→ **What you will do**:
How many lines in the records below hold the string "name"? Answer with the number alone.

→ **Information shown**:
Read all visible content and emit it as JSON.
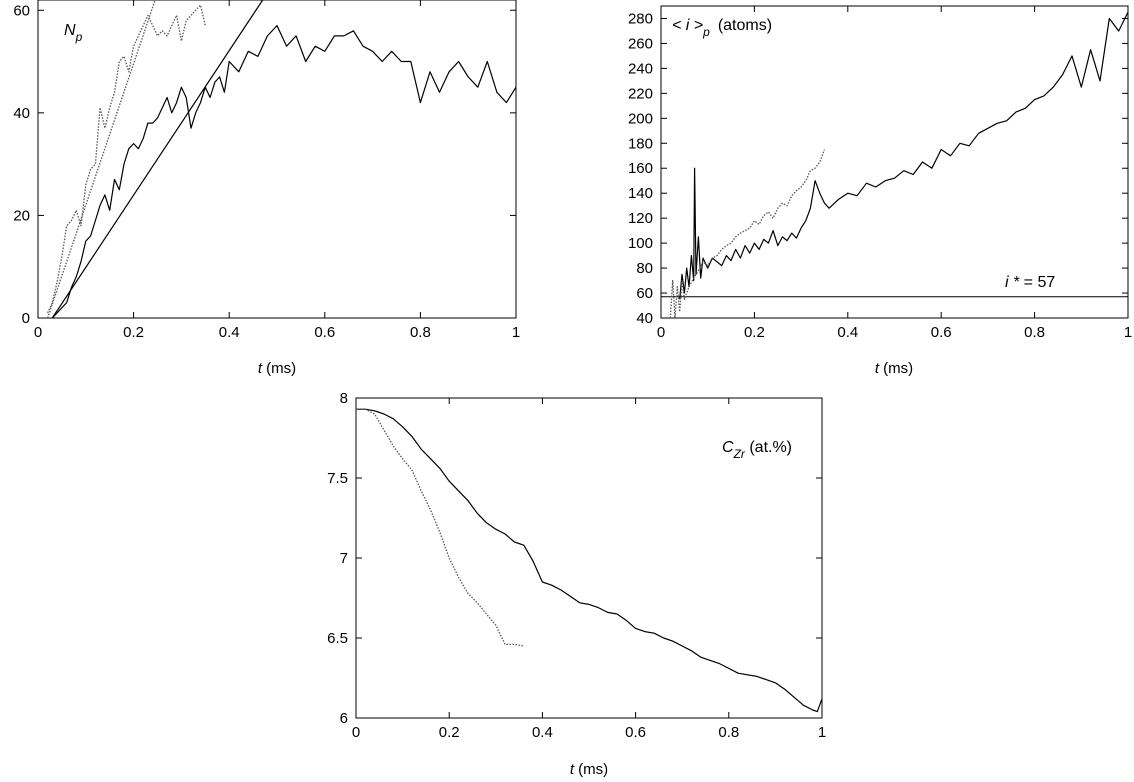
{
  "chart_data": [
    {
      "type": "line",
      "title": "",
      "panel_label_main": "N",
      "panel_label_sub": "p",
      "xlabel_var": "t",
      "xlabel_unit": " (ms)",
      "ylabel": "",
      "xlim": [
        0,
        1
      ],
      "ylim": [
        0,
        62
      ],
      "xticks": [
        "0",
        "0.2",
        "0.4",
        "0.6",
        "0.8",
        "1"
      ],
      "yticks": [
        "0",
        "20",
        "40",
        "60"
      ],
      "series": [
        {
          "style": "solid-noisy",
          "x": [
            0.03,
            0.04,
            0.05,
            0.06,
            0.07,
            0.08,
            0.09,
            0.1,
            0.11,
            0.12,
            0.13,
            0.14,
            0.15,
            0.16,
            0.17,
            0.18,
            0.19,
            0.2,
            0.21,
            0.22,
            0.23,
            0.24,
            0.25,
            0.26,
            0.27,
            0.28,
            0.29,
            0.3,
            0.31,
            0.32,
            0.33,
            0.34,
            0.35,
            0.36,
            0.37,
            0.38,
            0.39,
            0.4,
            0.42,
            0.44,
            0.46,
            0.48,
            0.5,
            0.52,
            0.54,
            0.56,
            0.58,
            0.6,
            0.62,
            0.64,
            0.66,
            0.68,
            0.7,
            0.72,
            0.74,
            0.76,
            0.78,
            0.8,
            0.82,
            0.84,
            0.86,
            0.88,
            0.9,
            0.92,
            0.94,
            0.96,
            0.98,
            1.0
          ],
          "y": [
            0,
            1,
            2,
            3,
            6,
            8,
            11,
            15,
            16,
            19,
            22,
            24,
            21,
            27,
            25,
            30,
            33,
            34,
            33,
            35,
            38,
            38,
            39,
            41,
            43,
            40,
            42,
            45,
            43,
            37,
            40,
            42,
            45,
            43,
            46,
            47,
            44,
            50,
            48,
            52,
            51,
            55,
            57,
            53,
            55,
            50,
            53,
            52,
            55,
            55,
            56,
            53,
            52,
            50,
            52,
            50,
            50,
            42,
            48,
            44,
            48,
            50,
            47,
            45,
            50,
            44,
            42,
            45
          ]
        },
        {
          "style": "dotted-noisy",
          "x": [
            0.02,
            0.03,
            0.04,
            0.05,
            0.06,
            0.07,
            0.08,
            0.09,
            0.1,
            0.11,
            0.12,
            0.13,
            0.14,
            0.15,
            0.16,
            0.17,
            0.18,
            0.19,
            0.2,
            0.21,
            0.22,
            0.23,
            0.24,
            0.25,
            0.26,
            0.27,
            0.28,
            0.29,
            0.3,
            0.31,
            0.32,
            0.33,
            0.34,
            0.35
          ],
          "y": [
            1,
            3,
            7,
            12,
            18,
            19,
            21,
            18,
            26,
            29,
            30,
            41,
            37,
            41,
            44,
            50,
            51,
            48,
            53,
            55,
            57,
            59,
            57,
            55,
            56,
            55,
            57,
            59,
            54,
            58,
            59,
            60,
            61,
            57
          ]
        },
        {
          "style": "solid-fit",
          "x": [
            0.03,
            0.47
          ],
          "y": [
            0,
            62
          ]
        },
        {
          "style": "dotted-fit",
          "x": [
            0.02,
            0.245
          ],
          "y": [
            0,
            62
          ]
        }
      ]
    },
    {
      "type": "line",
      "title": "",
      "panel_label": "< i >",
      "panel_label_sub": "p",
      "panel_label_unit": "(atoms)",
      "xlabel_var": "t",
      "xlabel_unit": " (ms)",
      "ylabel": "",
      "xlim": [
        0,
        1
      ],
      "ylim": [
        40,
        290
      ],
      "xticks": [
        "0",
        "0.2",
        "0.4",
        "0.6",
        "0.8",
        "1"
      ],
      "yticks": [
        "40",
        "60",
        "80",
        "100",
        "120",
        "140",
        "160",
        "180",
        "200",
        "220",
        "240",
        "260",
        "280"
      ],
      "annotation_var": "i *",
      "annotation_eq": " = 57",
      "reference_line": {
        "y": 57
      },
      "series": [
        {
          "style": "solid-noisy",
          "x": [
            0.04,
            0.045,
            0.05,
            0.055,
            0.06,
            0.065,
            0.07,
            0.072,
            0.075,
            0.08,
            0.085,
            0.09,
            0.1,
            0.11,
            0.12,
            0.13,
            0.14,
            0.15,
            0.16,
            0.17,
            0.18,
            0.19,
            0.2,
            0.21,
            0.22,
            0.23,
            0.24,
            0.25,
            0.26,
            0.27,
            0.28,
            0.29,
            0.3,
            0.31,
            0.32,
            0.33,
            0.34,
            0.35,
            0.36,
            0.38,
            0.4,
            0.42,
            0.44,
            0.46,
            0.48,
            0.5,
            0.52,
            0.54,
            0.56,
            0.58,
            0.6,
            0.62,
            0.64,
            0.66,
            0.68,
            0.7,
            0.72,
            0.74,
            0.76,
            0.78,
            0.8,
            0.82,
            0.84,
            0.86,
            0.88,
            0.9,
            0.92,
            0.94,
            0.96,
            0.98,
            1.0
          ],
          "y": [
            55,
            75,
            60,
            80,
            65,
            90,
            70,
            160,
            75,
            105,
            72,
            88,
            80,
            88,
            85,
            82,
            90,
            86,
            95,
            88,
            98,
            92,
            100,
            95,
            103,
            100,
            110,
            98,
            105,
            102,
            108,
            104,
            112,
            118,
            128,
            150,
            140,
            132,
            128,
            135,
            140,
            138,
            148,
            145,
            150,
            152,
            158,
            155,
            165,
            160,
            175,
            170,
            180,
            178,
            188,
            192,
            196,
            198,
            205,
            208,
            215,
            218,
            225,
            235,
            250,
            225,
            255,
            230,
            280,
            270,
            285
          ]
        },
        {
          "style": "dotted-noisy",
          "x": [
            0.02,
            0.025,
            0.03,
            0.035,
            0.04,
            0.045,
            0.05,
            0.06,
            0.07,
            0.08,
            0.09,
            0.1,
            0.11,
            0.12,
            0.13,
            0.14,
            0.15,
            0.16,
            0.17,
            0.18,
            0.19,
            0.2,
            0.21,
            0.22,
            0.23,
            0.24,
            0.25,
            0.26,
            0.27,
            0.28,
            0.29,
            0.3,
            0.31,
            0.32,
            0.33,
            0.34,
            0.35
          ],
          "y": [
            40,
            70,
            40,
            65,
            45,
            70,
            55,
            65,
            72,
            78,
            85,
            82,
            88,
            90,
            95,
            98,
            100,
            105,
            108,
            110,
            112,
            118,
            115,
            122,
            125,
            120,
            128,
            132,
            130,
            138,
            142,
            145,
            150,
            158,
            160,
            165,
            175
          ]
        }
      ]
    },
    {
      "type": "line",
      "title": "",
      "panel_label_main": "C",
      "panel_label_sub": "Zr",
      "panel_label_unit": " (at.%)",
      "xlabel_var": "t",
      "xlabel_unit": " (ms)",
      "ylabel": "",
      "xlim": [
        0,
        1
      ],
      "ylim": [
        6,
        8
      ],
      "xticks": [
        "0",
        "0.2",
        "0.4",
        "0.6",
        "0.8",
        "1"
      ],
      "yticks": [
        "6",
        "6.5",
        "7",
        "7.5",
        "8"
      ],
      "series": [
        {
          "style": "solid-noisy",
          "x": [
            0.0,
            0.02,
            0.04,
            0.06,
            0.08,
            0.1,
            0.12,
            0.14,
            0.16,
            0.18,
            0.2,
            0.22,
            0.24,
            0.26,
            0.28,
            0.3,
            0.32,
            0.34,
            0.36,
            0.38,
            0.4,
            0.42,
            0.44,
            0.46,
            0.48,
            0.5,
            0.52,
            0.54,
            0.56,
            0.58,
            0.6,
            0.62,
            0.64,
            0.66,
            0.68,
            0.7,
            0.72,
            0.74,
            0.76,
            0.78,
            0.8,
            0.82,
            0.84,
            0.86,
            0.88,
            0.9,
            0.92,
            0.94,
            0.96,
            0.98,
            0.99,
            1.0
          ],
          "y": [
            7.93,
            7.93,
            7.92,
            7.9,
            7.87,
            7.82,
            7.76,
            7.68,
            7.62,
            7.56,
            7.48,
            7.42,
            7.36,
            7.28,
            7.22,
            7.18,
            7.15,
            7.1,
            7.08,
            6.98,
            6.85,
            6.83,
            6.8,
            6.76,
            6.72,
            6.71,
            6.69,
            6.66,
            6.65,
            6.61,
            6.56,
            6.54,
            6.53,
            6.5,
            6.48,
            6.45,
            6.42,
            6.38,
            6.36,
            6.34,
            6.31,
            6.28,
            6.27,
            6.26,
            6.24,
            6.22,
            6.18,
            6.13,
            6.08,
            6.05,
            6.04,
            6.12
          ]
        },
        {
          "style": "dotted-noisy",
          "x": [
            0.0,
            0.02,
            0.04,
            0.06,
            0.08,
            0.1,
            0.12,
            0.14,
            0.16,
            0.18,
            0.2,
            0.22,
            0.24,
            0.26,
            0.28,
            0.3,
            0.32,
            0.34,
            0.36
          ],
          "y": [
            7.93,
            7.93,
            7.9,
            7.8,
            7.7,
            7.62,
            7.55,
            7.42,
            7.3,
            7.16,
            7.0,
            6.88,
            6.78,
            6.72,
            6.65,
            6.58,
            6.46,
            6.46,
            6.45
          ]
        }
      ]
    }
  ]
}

* * *

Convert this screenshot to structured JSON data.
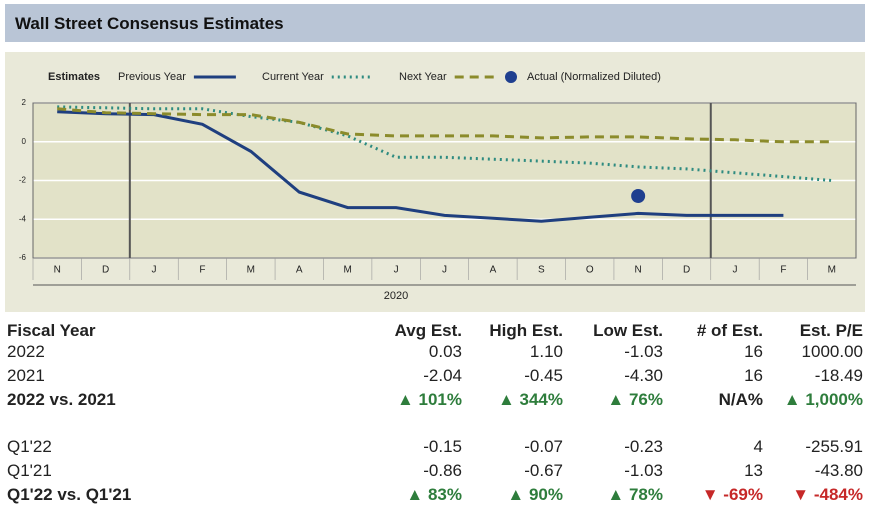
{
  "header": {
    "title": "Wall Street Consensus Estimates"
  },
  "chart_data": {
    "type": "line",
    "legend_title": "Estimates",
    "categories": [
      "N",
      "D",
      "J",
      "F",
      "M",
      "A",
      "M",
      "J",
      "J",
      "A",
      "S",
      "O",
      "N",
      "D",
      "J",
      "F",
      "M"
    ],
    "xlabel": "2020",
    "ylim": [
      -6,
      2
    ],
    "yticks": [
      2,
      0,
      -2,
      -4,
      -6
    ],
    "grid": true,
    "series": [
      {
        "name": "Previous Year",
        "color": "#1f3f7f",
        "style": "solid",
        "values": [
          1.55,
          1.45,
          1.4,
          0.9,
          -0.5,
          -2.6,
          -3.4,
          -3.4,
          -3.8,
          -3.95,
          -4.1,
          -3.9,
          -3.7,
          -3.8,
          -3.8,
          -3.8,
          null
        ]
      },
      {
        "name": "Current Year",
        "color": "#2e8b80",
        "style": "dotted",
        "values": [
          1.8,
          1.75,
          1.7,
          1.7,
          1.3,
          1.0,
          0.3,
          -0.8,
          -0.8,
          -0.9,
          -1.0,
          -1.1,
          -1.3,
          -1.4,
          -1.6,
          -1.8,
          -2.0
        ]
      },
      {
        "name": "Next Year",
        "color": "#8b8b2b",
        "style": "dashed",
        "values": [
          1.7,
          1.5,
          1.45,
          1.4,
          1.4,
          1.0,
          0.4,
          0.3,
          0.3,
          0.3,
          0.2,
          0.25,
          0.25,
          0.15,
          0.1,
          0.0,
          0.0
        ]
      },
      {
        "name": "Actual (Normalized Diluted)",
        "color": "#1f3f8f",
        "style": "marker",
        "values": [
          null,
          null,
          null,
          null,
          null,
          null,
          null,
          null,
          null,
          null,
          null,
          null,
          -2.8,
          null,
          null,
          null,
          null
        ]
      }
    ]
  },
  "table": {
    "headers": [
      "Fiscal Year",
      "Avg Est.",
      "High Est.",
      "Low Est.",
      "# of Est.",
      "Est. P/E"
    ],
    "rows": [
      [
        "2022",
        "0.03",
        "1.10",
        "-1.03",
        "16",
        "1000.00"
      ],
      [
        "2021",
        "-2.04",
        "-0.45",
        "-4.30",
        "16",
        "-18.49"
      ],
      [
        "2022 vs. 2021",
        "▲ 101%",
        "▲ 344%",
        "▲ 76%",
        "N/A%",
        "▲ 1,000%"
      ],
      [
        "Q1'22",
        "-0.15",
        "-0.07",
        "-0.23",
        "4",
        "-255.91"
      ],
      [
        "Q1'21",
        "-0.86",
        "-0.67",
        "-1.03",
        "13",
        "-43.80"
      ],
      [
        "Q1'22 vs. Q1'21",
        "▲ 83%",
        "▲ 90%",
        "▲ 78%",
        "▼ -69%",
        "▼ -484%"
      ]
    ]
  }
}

→ **Result for this exercise**:
4